───── GIVEN DATA ─────
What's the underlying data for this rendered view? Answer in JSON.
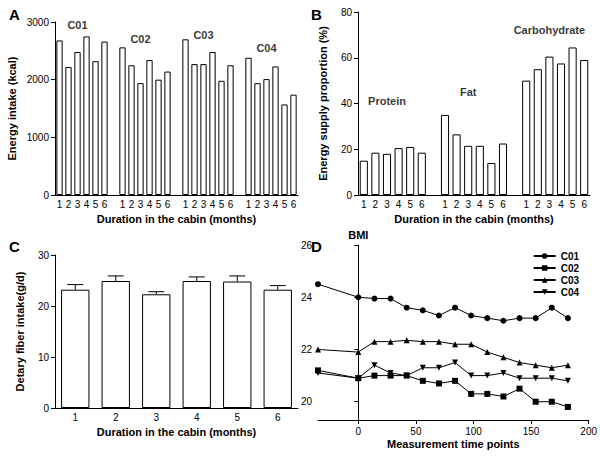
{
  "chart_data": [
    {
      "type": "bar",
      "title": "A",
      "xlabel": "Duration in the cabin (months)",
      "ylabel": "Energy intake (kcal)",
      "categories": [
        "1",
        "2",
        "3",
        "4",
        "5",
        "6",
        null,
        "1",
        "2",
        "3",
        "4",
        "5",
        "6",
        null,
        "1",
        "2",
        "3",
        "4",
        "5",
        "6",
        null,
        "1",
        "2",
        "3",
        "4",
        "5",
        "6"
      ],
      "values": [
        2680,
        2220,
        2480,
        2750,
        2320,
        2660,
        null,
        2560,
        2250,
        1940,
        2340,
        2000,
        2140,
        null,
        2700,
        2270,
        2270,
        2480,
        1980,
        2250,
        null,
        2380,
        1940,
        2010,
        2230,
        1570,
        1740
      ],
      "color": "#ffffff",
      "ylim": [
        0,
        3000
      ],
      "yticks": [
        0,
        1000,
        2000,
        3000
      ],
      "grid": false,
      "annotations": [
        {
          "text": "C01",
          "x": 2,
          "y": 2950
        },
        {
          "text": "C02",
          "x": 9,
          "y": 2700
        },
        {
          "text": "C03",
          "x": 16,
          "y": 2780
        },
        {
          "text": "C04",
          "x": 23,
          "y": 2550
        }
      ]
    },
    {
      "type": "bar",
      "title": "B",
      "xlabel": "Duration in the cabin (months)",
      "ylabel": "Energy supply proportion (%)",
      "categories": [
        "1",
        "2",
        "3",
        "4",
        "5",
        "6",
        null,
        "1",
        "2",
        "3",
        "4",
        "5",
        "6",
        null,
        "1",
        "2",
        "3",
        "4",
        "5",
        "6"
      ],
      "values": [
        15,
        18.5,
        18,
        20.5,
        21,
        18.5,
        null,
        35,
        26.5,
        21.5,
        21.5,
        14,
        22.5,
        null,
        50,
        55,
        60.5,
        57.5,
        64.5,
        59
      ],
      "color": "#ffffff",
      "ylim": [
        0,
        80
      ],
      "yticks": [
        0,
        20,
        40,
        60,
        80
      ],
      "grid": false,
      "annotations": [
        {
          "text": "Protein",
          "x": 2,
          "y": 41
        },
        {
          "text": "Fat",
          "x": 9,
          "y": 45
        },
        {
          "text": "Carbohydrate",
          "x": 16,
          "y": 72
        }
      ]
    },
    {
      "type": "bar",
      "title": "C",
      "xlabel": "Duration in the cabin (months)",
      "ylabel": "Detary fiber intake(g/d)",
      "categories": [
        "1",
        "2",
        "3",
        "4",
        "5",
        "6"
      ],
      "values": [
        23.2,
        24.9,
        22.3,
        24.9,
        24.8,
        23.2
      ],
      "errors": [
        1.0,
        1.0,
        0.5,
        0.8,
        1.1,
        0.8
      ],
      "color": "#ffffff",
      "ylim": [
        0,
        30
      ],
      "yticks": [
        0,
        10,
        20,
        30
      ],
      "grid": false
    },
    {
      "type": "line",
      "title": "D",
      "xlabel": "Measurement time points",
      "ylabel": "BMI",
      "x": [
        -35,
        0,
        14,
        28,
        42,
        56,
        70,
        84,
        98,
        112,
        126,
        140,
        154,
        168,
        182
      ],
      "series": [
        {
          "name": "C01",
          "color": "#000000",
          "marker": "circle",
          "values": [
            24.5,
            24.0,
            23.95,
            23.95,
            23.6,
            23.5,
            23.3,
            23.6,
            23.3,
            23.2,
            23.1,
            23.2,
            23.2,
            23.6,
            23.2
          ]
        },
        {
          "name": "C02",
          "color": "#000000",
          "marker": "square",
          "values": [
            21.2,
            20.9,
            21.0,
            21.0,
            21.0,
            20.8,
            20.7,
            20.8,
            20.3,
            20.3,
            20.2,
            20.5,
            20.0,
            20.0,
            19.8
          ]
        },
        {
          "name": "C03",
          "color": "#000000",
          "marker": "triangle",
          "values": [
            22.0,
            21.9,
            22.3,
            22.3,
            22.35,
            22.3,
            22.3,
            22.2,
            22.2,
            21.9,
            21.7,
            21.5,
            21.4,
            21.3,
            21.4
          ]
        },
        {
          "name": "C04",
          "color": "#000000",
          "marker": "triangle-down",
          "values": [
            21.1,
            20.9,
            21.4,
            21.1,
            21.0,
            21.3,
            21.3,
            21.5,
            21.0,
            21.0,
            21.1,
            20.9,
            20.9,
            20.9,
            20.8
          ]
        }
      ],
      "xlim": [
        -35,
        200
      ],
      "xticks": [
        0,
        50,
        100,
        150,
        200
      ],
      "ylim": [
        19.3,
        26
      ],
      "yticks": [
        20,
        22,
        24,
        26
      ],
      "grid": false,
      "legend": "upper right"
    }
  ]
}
─────
───── GIVEN DATA ─────
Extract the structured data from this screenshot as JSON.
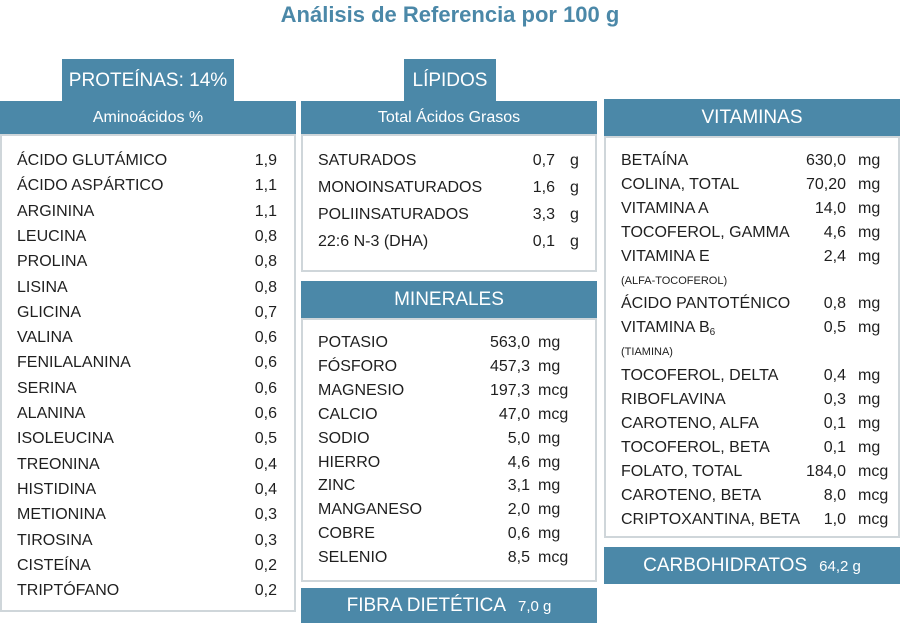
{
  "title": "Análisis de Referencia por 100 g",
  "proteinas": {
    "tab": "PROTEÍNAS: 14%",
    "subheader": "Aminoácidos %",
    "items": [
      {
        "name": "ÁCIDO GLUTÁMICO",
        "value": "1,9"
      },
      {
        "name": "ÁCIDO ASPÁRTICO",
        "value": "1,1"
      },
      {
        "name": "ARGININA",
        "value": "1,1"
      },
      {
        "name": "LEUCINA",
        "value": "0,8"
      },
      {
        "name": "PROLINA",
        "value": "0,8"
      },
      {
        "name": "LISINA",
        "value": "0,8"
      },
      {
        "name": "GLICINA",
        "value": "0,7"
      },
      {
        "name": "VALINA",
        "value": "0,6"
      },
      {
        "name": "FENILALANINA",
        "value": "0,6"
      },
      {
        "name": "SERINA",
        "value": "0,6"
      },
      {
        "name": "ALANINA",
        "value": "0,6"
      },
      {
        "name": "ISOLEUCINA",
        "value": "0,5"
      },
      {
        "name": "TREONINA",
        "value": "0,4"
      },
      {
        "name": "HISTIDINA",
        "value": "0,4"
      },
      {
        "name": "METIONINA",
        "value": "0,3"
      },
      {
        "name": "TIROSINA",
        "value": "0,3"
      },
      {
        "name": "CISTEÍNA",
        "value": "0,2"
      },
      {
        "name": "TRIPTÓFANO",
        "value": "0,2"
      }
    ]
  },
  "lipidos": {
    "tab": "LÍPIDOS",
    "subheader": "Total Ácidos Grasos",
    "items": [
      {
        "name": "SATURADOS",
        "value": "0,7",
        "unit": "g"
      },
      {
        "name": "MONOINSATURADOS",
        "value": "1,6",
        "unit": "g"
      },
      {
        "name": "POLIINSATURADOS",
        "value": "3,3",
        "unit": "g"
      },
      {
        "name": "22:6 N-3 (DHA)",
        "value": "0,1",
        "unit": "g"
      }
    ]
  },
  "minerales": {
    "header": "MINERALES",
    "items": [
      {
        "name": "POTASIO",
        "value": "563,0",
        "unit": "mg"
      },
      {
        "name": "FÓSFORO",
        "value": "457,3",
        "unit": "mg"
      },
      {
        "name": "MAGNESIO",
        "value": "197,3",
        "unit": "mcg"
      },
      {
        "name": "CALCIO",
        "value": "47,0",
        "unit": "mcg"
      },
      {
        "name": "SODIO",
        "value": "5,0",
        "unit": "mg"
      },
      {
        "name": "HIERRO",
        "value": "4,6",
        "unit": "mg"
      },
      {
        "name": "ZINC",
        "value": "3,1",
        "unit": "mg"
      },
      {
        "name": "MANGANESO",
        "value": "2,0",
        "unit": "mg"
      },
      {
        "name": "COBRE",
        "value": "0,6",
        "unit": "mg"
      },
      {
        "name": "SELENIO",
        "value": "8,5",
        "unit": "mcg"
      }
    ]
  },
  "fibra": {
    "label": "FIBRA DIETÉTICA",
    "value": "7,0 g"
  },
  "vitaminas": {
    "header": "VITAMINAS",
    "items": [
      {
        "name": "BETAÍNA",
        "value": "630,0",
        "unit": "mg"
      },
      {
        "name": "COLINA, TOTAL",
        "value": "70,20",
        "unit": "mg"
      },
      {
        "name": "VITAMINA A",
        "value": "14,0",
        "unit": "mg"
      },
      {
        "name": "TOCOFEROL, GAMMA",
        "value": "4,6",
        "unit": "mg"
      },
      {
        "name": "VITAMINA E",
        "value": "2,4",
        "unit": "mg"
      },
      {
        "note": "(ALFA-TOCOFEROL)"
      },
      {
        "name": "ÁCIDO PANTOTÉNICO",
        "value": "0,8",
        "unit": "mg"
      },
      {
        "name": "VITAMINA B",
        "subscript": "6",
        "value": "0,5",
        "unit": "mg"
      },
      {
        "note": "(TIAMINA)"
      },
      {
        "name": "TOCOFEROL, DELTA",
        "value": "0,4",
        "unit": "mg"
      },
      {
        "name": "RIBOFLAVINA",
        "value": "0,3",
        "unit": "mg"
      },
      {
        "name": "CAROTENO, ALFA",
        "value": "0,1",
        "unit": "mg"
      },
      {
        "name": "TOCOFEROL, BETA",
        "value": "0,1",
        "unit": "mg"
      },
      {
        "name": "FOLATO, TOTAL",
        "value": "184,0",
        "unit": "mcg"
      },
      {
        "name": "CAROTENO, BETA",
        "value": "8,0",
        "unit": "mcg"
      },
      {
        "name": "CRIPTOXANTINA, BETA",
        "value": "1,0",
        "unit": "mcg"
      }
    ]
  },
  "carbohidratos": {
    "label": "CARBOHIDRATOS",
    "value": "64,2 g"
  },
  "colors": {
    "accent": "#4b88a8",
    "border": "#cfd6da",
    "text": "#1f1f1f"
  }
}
─────
# TASK ITEM
Some lines above contain the word "marker". Copy each of them.

# REPLY
          "marker": "circle",
          "marker": "square",
          "marker": "triangle",
          "marker": "triangle-down",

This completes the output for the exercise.